* What is asked
In the listing that follows, how many lines contain "Open"? Give the number only.

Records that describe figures
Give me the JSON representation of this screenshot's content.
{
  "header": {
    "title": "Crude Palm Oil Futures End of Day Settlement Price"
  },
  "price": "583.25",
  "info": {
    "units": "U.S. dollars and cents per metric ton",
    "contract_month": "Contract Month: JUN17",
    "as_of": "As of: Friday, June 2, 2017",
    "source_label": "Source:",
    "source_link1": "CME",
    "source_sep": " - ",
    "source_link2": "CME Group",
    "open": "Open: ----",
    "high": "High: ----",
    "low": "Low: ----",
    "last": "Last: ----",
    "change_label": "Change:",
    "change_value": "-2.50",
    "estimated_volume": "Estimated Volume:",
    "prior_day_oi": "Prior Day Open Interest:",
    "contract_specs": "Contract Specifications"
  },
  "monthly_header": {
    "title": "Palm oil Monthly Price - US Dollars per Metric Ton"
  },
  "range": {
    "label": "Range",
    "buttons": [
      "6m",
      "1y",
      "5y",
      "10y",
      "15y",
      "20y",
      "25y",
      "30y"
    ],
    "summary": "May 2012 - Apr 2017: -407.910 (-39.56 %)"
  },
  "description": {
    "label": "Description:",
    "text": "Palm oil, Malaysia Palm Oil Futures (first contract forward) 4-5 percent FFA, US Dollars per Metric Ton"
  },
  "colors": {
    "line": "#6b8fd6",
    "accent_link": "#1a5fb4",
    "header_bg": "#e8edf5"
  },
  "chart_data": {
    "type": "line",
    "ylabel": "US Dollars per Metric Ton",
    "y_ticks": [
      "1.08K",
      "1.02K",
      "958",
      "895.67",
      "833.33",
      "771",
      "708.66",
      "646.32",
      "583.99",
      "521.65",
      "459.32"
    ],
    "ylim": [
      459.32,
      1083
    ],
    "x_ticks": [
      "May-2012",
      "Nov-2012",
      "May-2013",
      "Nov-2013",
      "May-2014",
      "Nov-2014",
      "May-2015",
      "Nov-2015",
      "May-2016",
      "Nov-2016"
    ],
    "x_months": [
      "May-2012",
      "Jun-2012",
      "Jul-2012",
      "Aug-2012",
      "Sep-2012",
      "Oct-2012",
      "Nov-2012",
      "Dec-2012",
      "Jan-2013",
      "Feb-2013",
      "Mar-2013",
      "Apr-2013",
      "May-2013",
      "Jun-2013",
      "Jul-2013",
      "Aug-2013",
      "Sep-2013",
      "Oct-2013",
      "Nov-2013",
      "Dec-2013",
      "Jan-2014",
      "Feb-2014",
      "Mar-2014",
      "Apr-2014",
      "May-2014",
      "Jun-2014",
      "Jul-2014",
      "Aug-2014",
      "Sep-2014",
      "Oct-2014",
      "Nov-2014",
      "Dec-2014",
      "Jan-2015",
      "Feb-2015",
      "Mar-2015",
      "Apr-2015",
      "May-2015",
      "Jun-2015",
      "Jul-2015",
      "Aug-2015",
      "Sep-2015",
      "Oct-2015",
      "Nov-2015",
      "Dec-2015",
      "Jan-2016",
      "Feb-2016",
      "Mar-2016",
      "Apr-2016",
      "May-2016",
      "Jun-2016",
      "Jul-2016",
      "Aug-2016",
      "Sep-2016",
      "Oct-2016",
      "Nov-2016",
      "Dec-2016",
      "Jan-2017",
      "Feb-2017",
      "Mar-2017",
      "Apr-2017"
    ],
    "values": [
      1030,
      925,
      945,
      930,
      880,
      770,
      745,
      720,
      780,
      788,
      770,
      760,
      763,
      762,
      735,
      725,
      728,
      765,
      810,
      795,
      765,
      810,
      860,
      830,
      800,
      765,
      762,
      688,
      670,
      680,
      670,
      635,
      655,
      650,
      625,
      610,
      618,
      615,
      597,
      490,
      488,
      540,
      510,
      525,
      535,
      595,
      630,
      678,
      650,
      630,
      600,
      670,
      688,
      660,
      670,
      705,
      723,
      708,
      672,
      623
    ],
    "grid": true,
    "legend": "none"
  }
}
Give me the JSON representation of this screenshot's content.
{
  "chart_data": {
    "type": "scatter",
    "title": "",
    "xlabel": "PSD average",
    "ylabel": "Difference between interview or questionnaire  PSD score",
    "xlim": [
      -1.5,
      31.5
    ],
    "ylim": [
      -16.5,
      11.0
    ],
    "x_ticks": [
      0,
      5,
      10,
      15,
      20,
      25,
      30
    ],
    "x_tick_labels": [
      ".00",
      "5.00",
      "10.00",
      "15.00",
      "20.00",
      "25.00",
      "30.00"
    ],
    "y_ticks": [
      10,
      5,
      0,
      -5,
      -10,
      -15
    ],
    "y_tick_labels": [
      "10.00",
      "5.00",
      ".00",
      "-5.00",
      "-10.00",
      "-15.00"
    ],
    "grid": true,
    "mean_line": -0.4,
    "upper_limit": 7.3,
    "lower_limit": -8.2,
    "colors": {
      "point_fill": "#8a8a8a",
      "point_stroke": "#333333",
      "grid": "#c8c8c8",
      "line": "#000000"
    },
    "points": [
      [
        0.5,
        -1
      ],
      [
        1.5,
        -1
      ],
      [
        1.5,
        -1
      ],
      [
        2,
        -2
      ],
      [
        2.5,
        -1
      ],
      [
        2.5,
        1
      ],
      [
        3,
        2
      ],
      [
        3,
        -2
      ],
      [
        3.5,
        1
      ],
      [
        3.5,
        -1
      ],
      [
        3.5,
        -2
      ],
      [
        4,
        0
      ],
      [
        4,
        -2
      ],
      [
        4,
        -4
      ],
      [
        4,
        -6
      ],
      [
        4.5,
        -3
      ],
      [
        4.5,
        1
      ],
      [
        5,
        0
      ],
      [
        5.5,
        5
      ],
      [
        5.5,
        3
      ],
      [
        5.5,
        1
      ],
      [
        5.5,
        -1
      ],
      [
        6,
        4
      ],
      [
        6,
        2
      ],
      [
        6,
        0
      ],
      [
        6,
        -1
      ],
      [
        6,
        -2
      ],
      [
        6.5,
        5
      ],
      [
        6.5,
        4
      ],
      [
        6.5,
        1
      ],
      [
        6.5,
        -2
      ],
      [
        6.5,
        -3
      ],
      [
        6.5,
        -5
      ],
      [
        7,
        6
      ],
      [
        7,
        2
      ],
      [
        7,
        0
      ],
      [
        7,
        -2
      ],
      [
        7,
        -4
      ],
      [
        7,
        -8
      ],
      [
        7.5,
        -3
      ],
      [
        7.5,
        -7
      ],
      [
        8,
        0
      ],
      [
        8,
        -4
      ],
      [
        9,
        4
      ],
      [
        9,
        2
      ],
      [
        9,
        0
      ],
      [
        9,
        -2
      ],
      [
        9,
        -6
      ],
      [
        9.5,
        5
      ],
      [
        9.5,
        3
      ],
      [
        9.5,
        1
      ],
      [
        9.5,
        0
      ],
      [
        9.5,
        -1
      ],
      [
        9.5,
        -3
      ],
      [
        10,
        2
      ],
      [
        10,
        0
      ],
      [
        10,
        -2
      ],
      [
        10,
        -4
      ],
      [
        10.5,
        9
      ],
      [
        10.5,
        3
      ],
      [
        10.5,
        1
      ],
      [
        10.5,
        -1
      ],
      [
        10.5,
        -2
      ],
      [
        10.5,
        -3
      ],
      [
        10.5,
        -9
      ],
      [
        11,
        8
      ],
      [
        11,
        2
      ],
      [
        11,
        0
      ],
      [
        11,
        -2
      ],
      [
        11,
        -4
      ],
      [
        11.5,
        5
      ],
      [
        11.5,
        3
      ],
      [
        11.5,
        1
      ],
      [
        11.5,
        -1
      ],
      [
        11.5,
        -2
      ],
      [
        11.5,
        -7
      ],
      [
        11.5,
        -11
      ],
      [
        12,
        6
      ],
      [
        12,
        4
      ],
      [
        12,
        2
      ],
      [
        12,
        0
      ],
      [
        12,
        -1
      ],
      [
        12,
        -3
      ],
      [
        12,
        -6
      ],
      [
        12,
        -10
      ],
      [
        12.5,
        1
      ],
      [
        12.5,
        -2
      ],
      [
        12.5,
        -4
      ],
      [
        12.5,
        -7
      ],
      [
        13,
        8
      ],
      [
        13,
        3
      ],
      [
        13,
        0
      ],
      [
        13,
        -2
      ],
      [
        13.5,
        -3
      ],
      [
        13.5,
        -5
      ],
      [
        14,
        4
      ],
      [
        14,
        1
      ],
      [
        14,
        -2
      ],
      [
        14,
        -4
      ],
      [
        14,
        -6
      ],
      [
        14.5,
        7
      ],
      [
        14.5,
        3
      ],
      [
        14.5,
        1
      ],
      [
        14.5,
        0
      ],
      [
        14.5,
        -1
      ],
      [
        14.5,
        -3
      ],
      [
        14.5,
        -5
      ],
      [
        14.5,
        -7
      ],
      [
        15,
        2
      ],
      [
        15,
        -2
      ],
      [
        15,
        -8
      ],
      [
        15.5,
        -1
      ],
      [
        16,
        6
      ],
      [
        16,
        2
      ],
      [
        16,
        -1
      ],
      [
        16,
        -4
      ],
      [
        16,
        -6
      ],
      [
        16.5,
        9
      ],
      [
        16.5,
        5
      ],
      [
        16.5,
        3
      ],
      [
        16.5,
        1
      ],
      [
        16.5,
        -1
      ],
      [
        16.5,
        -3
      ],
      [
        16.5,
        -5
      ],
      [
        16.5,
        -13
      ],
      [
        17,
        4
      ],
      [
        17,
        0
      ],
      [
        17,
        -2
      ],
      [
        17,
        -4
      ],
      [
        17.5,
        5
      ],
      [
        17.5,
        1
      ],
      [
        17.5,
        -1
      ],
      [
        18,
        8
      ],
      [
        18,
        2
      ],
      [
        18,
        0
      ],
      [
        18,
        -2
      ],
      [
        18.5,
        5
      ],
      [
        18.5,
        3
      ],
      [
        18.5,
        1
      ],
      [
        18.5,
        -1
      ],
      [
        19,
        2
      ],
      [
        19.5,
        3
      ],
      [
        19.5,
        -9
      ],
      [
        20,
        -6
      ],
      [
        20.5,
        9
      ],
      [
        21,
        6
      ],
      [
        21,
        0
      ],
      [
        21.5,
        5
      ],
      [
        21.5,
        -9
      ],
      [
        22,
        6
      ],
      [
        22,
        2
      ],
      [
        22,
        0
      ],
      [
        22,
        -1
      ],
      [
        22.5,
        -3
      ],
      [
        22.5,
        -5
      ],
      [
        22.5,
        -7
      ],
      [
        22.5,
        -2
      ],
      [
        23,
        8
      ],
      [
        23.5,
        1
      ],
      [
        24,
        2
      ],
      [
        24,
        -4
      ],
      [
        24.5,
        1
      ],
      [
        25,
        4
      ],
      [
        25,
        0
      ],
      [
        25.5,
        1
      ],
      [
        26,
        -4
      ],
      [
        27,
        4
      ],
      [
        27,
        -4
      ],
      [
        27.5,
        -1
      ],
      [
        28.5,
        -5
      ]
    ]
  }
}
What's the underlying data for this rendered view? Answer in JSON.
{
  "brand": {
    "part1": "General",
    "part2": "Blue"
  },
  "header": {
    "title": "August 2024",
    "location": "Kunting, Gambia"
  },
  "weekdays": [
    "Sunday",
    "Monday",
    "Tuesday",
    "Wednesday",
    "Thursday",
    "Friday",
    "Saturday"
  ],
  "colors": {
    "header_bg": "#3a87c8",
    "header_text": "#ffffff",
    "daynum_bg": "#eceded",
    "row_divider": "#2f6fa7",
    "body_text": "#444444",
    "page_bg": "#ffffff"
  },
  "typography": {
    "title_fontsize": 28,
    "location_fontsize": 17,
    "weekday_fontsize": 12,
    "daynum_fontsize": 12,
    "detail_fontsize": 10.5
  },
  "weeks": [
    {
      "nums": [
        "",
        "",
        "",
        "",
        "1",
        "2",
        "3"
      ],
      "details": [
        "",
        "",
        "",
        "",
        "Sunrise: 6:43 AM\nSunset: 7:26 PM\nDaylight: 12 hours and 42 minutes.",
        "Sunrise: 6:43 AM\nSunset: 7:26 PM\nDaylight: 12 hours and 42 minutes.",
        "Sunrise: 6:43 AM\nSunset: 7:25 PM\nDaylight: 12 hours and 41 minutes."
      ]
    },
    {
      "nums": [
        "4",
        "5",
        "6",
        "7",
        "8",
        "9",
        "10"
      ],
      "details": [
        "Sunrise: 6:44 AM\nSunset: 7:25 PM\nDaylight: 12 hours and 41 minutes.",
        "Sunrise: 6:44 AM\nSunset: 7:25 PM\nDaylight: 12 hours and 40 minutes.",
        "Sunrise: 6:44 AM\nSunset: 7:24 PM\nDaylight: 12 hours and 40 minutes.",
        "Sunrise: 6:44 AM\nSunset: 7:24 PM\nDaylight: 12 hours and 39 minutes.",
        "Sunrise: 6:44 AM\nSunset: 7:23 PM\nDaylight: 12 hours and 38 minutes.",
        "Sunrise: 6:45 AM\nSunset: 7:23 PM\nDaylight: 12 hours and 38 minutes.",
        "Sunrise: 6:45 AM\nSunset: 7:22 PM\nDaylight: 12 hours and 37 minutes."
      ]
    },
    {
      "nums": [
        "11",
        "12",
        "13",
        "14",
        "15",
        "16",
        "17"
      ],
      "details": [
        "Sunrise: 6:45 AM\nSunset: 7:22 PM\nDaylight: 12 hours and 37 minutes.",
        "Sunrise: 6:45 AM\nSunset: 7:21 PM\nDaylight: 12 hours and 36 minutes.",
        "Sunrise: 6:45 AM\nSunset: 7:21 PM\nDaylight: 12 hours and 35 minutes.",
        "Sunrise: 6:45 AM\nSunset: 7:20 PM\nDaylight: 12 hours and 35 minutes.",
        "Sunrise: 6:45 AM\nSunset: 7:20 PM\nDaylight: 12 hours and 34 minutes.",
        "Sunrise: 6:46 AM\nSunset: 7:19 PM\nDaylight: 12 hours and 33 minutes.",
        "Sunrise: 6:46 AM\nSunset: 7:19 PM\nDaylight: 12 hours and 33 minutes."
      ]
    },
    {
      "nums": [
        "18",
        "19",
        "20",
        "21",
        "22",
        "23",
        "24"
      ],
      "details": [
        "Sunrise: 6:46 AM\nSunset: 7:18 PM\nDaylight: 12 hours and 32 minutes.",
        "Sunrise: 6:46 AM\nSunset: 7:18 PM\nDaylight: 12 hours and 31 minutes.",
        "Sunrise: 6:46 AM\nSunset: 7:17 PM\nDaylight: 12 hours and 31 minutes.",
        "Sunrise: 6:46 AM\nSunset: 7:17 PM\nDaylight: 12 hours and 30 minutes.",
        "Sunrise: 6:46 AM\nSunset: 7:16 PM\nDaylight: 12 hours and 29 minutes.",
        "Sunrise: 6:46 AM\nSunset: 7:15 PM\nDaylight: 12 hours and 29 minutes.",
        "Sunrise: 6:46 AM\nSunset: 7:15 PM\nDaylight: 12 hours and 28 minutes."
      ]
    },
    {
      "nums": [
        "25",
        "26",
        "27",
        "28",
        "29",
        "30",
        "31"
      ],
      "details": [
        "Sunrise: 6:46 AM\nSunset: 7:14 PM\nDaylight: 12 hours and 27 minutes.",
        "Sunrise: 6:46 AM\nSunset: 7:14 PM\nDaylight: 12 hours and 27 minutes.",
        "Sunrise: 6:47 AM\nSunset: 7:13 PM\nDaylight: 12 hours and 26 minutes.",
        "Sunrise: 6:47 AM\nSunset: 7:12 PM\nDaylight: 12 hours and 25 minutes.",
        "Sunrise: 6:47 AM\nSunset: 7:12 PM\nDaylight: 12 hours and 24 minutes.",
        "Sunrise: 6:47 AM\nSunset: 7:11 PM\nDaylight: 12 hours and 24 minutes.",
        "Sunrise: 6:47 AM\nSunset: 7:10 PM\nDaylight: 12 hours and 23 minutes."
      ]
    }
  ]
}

* Task solution
2